BRIEF:
Select and copy out every line in the records containing "SOZIALSTATION".
▽
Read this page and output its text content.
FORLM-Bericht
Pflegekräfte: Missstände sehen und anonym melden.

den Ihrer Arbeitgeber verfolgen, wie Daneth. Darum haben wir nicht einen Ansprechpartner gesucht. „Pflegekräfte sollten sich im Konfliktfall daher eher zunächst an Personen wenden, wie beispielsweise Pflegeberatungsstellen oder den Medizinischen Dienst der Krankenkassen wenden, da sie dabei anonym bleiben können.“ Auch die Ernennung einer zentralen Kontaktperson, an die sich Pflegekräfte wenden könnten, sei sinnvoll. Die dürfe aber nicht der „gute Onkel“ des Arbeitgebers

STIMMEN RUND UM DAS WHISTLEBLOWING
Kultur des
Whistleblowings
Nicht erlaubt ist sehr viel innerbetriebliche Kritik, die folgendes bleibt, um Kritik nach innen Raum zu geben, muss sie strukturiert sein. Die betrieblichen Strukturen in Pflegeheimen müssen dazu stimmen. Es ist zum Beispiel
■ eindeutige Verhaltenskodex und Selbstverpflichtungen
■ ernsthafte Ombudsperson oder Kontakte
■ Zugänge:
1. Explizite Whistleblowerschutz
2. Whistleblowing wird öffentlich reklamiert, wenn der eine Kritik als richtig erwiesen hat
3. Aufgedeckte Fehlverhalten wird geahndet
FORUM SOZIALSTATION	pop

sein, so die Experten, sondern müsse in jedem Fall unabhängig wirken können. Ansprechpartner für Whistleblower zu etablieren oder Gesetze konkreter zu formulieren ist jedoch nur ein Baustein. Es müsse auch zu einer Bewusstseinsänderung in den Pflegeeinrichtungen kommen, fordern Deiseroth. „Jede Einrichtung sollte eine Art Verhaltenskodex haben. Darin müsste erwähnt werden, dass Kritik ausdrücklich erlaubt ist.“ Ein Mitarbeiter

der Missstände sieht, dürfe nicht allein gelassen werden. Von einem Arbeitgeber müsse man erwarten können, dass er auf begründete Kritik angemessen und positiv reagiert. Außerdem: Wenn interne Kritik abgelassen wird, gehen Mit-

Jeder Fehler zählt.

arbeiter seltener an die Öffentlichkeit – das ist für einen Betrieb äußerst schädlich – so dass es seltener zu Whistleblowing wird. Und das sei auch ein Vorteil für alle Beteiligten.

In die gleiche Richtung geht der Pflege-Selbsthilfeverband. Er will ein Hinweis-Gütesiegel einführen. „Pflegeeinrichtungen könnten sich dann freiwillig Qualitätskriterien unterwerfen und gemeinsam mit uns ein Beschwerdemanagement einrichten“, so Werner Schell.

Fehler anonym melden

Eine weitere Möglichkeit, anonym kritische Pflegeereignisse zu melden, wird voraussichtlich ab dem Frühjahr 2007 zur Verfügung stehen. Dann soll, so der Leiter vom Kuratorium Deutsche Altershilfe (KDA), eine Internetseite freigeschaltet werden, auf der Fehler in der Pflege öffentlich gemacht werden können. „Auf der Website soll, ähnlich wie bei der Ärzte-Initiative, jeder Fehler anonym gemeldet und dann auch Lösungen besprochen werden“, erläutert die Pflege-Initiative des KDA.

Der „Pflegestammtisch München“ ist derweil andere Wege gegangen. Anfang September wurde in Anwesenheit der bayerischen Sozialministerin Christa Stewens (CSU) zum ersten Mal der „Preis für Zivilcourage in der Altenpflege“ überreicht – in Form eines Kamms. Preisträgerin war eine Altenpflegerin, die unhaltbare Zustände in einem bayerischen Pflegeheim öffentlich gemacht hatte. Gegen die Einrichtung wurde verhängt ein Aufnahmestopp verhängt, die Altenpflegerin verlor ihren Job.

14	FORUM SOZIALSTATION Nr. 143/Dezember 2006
△
WRITTEN SOLUTION:
FORUM SOZIALSTATION	pop
14	FORUM SOZIALSTATION Nr. 143/Dezember 2006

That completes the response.